> [EXERCISE AIM] Set all the material down again unchanged, without the pictures.

> [TASK INPUT]
++++++++

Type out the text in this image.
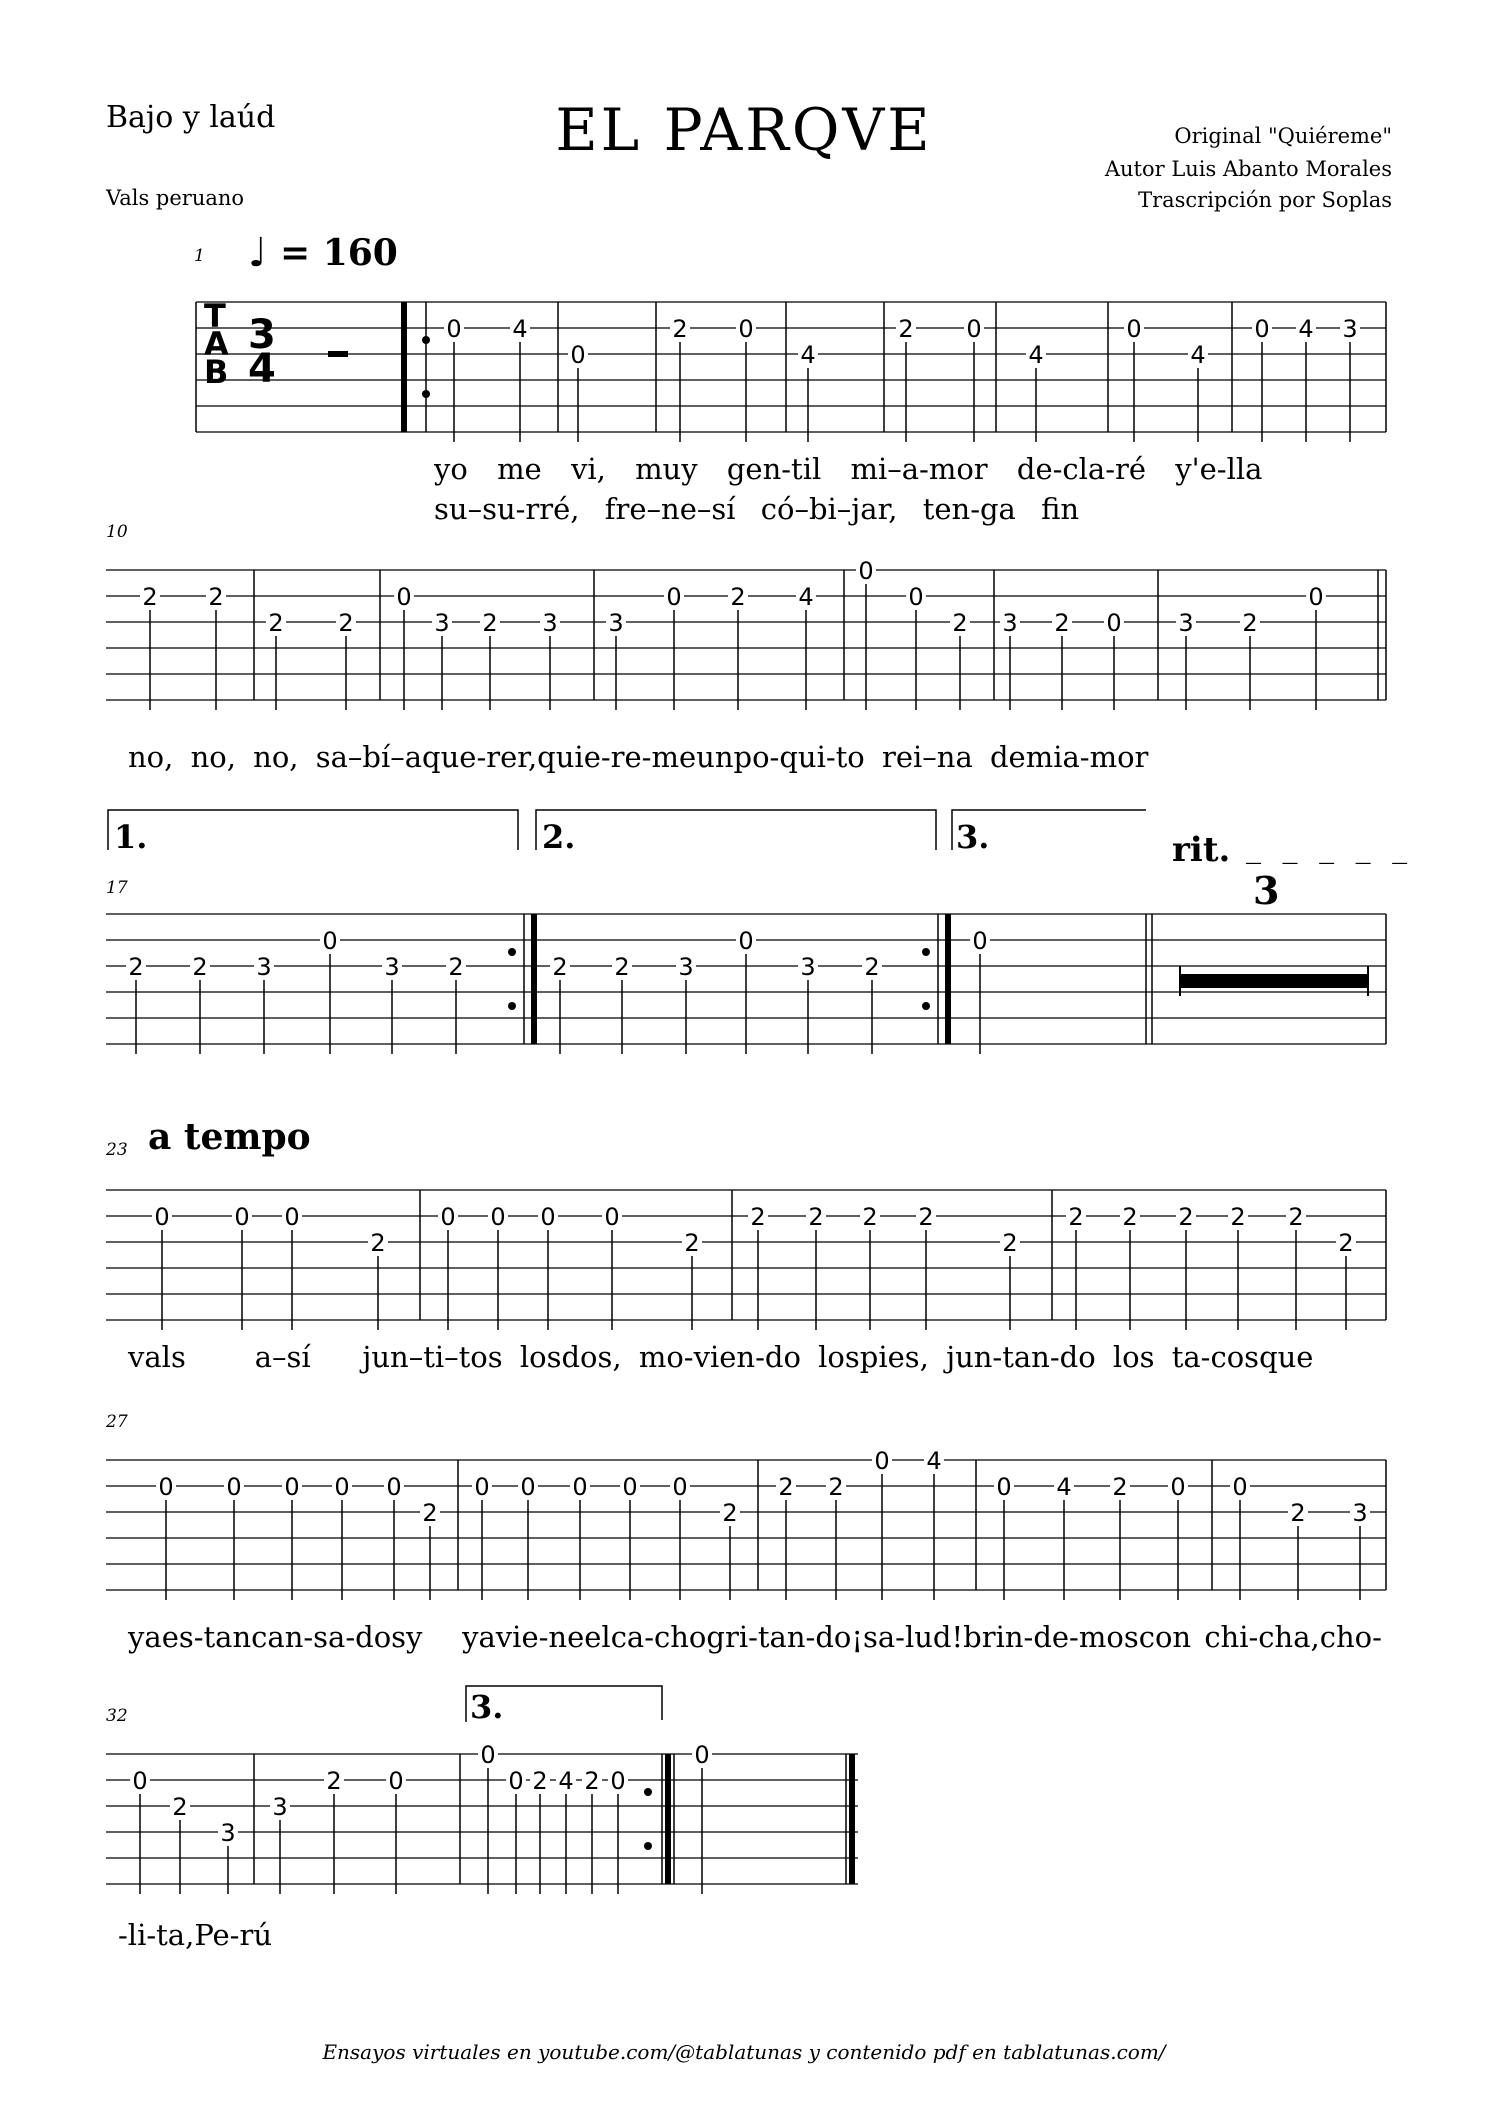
EL PARQVE
Bajo y laúd
Vals peruano
Original "Quiéreme"
Autor Luis Abanto Morales
Trascripción por Soplas
1
10
17
23
27
32
♩ = 160
rit. _ _ _ _ _
3
a tempo
1.	2.	3.
3.
T
A
B
3
4
0 4
0
2 0
4
2 0
4
0
4
0 4 3
2 2
2 2
0
3 2 3 3
0 2 4
0
0
2 3 2 0 3 2
0
2 2 3
0
3 2	2 2 3
0
3 2
0
0	0 0
2
0 0 0 0
2
2 2 2 2
2
2 2 2 2 2
2
0 0 0 0 0
2
0 0 0 0 0
2
2 2
0 4
0 4 2 0 0
2 3
0
2
3
3
2 0
0
0 2 4 2 0
0
yo me vi, muy gen-til mi–a-mor de-cla-ré y'e-lla
su–su-rré, fre–ne–sí có–bi–jar, ten-ga fin
no, no, no, sa–bí–aque-rer,quie-re-meunpo-qui-to rei–na demia-mor
vals a–sí jun–ti–tos losdos, mo-vien-do lospies, jun-tan-do los ta-cosque
yaes-tancan-sa-dosy yavie-neelca-chogri-tan-do¡sa-lud!brin-de-moscon chi-cha,cho-
-li-ta,Pe-rú
Ensayos virtuales en youtube.com/@tablatunas y contenido pdf en tablatunas.com/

++++++++

> [FINISHED TASK]
Type out the text in this image.
EL PARQVE
Bajo y laúd
Vals peruano
Original "Quiéreme"
Autor Luis Abanto Morales
Trascripción por Soplas
1
10
17
23
27
32
♩ = 160
rit. _ _ _ _ _
3
a tempo
1.	2.	3.
3.
T
A
B
3
4
0 4
0
2 0
4
2 0
4
0
4
0 4 3
2 2
2 2
0
3 2 3 3
0 2 4
0
0
2 3 2 0 3 2
0
2 2 3
0
3 2	2 2 3
0
3 2
0
0	0 0
2
0 0 0 0
2
2 2 2 2
2
2 2 2 2 2
2
0 0 0 0 0
2
0 0 0 0 0
2
2 2
0 4
0 4 2 0 0
2 3
0
2
3
3
2 0
0
0 2 4 2 0
0
yo me vi, muy gen-til mi–a-mor de-cla-ré y'e-lla
su–su-rré, fre–ne–sí có–bi–jar, ten-ga fin
no, no, no, sa–bí–aque-rer,quie-re-meunpo-qui-to rei–na demia-mor
vals a–sí jun–ti–tos losdos, mo-vien-do lospies, jun-tan-do los ta-cosque
yaes-tancan-sa-dosy yavie-neelca-chogri-tan-do¡sa-lud!brin-de-moscon chi-cha,cho-
-li-ta,Pe-rú
Ensayos virtuales en youtube.com/@tablatunas y contenido pdf en tablatunas.com/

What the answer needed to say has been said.